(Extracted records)
□ □ □ □ □
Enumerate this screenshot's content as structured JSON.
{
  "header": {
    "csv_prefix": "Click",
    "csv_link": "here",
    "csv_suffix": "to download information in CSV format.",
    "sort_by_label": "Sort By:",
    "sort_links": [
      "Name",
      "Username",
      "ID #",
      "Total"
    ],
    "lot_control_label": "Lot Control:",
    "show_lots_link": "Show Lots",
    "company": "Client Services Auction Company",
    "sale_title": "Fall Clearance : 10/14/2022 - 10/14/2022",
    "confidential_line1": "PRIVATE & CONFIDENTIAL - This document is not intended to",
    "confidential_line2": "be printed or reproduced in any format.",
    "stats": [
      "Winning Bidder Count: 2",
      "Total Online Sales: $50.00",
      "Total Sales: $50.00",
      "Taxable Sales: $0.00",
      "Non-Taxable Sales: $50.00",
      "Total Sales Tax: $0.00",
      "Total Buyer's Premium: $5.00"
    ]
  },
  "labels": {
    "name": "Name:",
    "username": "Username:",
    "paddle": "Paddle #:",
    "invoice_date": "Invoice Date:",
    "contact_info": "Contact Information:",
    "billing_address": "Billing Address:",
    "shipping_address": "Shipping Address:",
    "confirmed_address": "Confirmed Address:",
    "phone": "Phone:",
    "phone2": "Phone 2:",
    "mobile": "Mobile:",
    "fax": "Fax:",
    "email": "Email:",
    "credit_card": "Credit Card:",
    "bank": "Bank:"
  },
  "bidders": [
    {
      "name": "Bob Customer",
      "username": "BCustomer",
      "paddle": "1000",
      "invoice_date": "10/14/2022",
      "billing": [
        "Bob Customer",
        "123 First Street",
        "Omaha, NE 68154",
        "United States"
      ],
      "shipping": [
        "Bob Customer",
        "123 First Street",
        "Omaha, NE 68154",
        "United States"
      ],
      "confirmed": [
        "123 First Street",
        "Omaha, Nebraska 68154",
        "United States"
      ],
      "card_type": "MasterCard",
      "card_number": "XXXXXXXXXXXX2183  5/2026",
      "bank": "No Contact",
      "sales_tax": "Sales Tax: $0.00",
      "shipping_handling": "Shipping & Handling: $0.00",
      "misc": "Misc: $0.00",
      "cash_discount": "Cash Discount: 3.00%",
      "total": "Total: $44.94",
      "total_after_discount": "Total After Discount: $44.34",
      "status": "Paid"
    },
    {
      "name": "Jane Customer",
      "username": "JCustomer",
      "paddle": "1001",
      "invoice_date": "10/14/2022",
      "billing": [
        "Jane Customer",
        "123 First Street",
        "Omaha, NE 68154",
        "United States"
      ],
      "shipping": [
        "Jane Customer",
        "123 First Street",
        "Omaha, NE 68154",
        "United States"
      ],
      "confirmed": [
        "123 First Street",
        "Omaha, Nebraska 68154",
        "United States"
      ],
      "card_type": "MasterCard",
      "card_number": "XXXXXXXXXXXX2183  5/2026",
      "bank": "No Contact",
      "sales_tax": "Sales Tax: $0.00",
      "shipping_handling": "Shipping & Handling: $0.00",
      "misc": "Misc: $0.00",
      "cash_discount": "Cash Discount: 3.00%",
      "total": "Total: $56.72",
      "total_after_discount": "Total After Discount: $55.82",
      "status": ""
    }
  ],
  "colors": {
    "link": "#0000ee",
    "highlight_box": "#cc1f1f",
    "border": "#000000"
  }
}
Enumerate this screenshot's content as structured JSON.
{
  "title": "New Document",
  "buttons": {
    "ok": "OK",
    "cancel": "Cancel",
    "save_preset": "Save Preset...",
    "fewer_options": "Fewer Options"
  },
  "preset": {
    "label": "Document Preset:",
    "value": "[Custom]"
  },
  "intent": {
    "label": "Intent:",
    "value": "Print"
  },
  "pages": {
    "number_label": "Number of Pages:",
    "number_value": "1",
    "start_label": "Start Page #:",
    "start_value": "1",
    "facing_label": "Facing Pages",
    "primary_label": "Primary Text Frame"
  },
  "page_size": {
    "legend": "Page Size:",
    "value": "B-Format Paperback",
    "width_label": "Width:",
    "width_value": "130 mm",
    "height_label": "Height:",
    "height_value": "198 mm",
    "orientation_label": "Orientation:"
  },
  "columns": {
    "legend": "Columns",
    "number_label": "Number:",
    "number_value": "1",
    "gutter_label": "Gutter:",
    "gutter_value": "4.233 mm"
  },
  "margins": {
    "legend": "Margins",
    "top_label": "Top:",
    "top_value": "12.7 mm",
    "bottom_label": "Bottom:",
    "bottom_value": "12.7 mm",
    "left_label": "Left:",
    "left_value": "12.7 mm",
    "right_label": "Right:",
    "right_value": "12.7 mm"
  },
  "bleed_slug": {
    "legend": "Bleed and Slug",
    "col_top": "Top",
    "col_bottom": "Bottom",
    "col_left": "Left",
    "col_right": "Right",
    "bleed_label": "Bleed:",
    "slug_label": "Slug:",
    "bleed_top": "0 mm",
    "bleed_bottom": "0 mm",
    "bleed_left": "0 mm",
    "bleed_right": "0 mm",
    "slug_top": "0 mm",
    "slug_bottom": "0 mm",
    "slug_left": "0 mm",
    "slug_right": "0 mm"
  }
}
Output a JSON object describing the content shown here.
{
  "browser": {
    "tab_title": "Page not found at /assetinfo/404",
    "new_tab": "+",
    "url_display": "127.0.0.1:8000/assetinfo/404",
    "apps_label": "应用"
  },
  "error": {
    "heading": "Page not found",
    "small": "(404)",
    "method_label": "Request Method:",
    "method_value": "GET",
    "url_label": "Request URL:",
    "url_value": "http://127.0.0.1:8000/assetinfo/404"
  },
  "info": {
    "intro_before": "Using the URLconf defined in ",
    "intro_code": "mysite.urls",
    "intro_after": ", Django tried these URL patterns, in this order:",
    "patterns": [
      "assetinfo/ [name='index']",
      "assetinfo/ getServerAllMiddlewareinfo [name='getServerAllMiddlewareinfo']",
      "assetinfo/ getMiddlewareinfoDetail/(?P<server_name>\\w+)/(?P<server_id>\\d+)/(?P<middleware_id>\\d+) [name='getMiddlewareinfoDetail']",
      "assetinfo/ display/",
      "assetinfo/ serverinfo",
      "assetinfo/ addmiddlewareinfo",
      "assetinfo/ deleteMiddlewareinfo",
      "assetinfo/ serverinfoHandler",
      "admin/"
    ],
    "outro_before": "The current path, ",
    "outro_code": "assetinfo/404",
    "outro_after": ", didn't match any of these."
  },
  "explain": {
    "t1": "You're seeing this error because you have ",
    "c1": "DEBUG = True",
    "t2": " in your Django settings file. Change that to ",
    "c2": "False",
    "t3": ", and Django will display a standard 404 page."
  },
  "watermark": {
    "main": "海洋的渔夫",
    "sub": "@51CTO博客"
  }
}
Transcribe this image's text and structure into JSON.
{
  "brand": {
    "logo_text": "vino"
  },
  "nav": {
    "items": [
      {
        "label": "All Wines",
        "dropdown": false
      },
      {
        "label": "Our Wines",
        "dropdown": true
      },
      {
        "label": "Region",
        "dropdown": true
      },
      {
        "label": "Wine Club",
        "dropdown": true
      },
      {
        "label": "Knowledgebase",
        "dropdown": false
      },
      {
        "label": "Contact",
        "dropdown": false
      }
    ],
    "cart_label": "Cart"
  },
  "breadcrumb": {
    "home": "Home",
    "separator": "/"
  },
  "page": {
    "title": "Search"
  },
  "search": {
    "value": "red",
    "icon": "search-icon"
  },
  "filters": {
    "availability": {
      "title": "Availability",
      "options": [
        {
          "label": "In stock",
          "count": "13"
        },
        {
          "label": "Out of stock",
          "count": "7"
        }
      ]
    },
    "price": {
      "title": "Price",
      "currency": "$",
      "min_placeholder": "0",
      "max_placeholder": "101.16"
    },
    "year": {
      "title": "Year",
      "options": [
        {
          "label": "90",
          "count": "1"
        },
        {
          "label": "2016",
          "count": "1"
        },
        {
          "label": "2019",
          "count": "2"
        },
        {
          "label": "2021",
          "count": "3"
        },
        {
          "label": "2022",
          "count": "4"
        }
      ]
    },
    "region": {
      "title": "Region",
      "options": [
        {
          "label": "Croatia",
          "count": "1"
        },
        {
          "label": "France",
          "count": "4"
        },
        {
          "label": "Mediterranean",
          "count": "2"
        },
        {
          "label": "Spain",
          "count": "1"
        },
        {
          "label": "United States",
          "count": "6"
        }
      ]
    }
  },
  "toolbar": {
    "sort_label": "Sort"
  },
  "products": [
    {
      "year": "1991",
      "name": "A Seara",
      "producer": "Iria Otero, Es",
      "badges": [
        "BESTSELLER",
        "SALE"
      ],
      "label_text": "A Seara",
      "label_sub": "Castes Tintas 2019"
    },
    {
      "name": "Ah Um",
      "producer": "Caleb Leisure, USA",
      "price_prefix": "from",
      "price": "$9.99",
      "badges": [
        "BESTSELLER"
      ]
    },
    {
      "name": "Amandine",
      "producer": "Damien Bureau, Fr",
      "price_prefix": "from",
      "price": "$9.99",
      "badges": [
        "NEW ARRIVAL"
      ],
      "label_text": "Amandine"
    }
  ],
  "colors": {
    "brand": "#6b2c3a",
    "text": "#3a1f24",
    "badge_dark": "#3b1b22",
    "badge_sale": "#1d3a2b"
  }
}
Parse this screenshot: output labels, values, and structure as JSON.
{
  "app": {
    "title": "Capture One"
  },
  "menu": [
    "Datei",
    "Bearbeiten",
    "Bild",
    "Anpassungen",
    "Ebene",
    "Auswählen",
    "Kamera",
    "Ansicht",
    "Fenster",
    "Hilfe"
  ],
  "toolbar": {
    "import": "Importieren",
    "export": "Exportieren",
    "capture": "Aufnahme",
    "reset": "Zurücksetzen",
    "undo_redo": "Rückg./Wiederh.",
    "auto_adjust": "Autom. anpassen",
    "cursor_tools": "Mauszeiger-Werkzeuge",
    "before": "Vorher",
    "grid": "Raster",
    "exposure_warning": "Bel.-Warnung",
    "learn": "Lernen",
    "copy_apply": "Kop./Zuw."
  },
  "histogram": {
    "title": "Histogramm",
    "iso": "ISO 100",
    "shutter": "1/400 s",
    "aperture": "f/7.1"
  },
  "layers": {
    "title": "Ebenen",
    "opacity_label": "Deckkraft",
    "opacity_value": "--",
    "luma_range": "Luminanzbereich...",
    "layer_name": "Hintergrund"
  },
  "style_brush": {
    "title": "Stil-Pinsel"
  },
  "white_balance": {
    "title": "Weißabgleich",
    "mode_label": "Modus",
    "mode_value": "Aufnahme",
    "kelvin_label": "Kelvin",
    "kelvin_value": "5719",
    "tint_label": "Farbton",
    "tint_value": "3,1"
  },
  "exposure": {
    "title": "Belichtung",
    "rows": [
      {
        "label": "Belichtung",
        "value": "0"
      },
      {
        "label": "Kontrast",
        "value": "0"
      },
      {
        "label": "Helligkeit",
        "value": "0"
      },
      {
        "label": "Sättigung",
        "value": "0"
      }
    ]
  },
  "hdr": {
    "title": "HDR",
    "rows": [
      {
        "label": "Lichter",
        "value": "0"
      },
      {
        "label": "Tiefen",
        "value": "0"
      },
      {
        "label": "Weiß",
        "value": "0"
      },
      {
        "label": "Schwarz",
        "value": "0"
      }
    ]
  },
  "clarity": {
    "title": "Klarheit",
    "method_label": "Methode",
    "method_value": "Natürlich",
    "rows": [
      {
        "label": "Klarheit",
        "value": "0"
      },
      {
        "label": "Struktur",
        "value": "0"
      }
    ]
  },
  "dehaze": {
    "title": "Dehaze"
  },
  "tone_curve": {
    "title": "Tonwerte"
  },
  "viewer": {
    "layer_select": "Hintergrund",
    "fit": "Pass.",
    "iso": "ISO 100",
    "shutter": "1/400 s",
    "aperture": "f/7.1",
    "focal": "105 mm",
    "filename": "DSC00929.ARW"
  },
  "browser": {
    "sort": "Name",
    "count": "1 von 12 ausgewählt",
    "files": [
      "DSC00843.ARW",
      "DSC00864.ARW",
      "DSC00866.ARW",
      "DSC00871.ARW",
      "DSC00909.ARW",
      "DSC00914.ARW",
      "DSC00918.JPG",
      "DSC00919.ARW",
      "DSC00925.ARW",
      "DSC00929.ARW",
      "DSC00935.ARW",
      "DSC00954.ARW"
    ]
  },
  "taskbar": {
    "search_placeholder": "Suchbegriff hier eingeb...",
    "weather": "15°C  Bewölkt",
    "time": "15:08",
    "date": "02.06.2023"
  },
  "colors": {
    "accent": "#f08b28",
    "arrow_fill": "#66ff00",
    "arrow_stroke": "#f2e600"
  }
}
□ □ □ □ □
(Exercise) Copy out every line of the listing that contains the string "Belichtung".

(Solution for this task)
    "title": "Belichtung",
        "label": "Belichtung",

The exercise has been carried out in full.